» Written request
Locate every line that holds the string "name" and copy it.

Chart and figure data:
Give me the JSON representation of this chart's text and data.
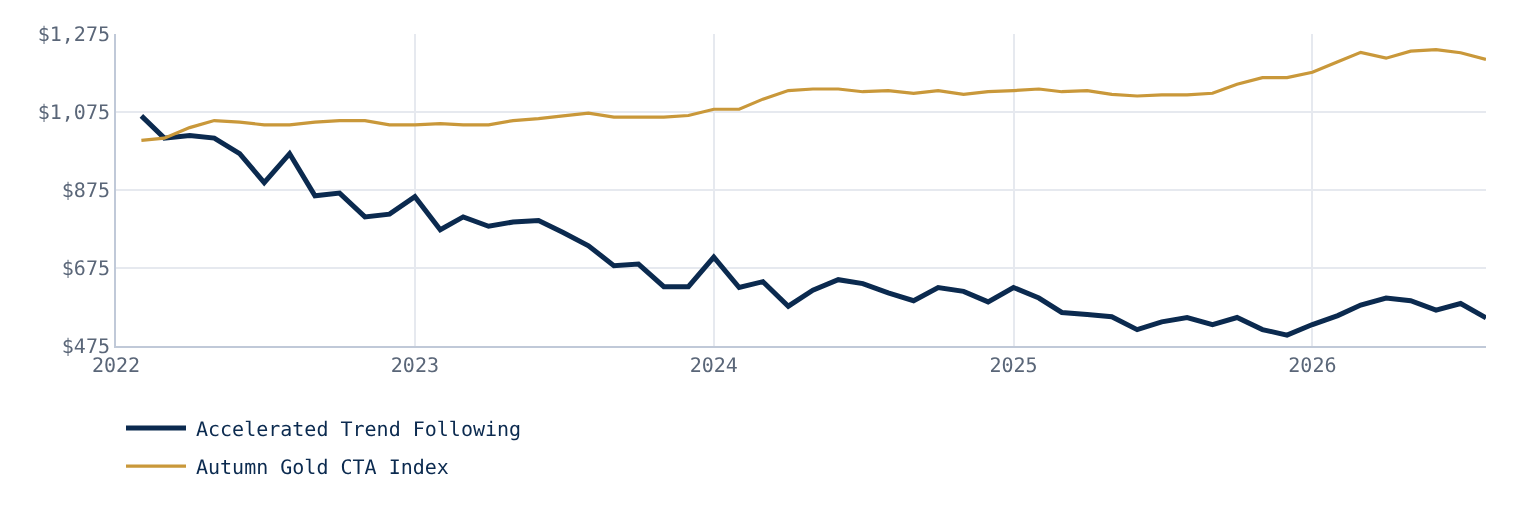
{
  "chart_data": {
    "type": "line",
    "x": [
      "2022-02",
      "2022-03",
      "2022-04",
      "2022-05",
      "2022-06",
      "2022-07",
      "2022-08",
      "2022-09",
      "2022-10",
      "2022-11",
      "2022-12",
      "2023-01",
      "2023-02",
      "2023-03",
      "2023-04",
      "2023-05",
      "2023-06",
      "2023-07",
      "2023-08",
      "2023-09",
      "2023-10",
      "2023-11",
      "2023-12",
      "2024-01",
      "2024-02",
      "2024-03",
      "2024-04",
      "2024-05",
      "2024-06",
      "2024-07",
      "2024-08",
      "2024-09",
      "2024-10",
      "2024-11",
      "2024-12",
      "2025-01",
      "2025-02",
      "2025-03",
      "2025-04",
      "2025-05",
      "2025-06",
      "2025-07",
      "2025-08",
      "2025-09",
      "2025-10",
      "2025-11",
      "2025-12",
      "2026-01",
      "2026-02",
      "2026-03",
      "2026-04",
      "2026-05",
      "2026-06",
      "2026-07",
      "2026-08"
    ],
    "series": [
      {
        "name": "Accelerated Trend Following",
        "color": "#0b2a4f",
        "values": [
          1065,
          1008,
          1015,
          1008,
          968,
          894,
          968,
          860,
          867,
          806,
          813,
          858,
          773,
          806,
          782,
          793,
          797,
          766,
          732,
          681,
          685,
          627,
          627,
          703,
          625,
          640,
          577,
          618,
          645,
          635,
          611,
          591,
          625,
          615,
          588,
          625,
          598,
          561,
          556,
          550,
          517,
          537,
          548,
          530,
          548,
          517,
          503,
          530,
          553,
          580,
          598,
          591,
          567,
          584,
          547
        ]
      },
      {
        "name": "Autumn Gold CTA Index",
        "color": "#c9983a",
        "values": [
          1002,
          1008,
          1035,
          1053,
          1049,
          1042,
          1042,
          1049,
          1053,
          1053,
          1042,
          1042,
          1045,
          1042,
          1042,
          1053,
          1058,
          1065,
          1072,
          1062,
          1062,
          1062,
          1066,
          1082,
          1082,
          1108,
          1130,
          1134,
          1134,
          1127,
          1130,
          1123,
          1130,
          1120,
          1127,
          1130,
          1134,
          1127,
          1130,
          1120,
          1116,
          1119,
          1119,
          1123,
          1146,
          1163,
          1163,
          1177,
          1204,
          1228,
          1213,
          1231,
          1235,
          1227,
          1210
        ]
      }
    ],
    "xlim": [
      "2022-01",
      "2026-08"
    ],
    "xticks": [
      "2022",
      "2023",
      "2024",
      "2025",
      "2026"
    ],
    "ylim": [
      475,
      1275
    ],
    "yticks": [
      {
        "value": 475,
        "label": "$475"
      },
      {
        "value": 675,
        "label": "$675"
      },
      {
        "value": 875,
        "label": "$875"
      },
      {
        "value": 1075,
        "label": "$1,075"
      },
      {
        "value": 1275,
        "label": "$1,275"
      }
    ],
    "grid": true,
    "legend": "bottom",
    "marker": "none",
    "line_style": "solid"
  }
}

---

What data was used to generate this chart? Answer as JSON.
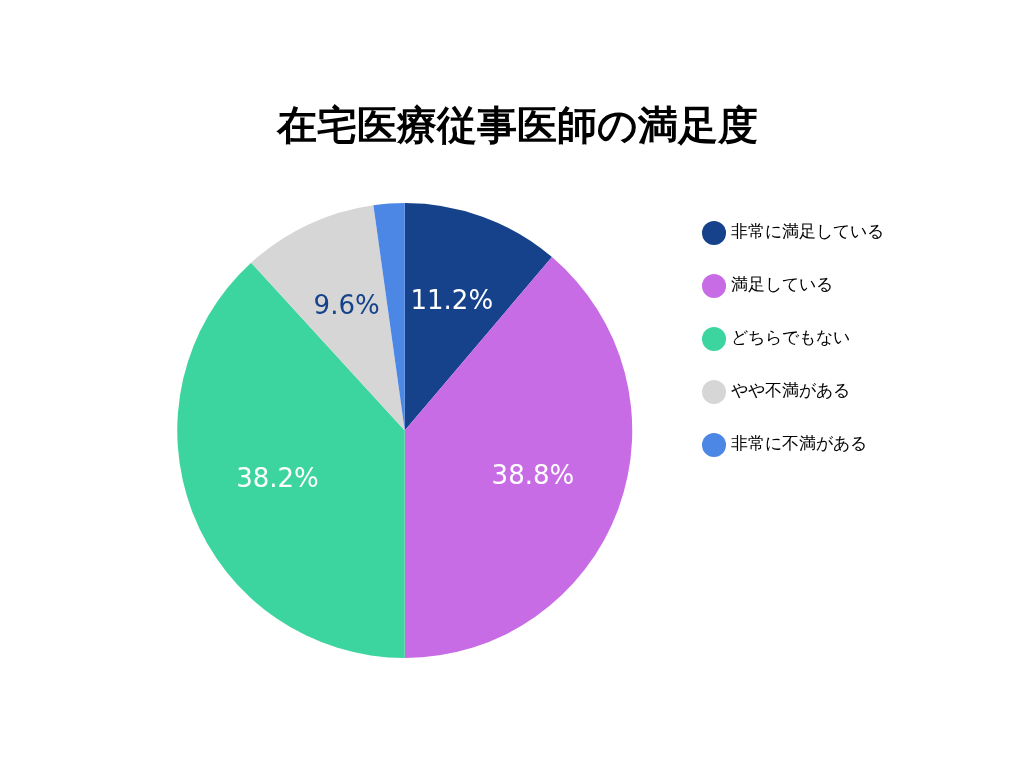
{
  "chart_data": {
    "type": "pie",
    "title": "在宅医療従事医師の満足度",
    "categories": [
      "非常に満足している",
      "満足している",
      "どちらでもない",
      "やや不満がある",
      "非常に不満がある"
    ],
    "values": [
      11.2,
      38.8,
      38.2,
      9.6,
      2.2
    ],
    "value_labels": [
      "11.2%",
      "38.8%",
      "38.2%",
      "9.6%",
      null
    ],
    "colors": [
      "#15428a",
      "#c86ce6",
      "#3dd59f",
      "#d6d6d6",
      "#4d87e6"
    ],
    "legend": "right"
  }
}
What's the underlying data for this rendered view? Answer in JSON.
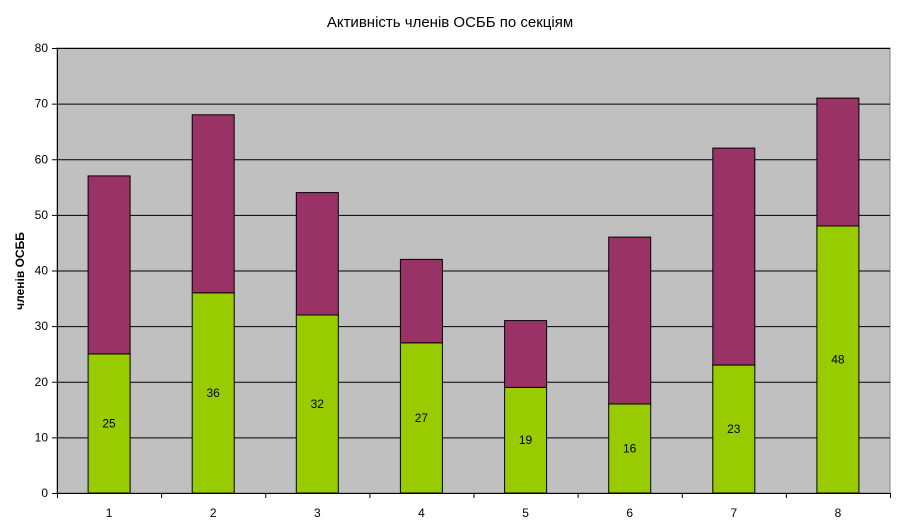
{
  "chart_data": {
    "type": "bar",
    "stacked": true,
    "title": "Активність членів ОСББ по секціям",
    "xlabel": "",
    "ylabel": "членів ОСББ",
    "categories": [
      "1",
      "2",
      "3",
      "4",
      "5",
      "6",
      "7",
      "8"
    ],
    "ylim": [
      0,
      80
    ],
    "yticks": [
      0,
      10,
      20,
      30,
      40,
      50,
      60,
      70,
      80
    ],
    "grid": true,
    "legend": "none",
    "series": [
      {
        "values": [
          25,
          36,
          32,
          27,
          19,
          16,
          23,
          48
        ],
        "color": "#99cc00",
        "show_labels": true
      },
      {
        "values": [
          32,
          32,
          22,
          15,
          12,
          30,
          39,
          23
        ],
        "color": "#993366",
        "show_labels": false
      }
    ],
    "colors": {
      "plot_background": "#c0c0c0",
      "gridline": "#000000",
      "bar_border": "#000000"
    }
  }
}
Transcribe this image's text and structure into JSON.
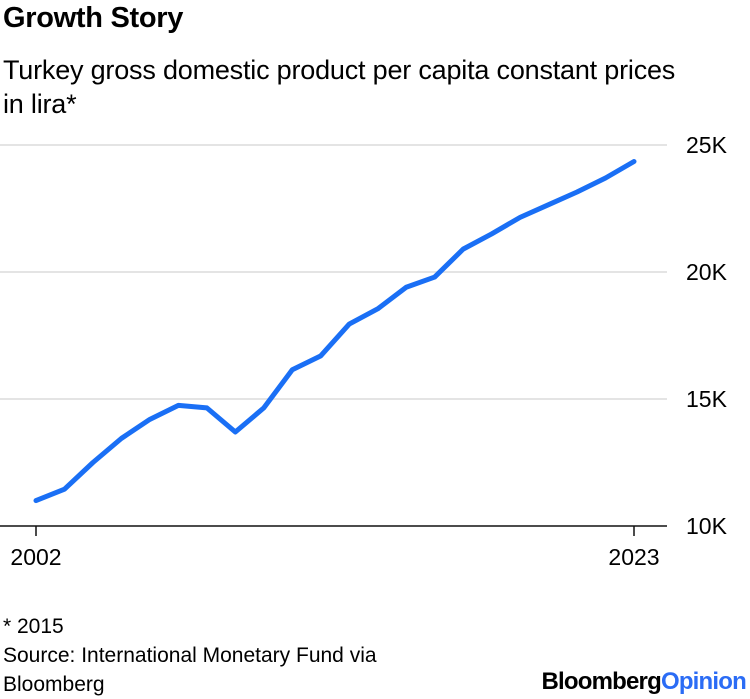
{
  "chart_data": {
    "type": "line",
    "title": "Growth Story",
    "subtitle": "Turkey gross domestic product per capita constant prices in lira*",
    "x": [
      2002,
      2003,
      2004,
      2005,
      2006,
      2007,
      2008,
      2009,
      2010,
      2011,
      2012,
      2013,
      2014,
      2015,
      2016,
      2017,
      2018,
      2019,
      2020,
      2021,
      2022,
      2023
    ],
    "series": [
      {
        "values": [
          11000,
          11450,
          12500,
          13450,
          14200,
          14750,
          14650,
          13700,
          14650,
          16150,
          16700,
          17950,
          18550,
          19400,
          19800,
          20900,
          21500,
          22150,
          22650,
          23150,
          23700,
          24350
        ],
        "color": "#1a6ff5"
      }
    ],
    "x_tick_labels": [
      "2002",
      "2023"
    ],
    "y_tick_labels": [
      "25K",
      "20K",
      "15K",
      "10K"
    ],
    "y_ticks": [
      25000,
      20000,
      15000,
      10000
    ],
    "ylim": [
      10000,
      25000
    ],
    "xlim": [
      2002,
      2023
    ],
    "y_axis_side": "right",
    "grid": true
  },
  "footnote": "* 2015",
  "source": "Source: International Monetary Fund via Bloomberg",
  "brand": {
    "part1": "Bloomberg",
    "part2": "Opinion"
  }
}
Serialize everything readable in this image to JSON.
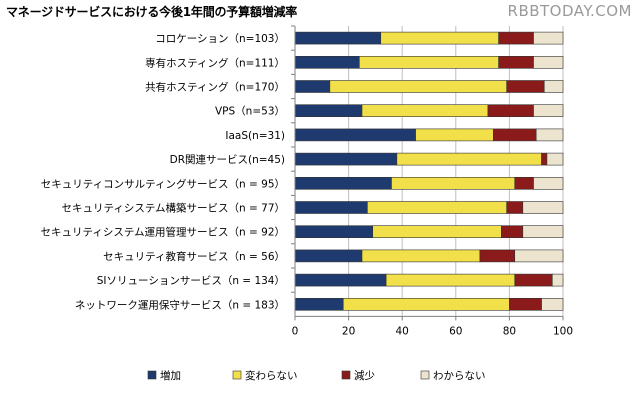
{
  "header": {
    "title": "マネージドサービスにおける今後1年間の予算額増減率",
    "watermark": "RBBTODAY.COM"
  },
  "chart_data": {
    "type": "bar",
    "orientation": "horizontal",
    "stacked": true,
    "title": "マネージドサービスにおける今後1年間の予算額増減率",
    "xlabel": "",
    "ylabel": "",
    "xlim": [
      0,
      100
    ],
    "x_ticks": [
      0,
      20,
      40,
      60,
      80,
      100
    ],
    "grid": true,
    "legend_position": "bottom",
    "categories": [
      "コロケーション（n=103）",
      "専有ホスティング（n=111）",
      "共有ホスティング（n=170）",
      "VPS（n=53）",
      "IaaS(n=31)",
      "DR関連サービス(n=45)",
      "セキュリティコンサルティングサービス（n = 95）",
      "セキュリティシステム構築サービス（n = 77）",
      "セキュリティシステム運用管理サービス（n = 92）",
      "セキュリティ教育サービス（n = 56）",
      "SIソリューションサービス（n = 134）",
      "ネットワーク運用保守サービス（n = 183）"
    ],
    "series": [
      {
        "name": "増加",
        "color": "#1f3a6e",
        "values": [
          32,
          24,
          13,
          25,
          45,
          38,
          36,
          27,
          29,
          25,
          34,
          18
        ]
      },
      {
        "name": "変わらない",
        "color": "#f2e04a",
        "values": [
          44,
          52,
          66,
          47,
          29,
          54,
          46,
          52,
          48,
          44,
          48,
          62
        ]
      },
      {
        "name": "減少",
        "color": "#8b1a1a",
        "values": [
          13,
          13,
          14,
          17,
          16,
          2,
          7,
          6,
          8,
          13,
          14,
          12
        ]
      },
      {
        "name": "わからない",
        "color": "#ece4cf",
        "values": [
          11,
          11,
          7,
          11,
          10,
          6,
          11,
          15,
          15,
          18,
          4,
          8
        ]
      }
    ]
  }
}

» In response
        "name": "Accelerated Trend Following",
        "name": "Autumn Gold CTA Index",
        "name": "増加",
        "name": "変わらない",
        "name": "減少",
        "name": "わからない",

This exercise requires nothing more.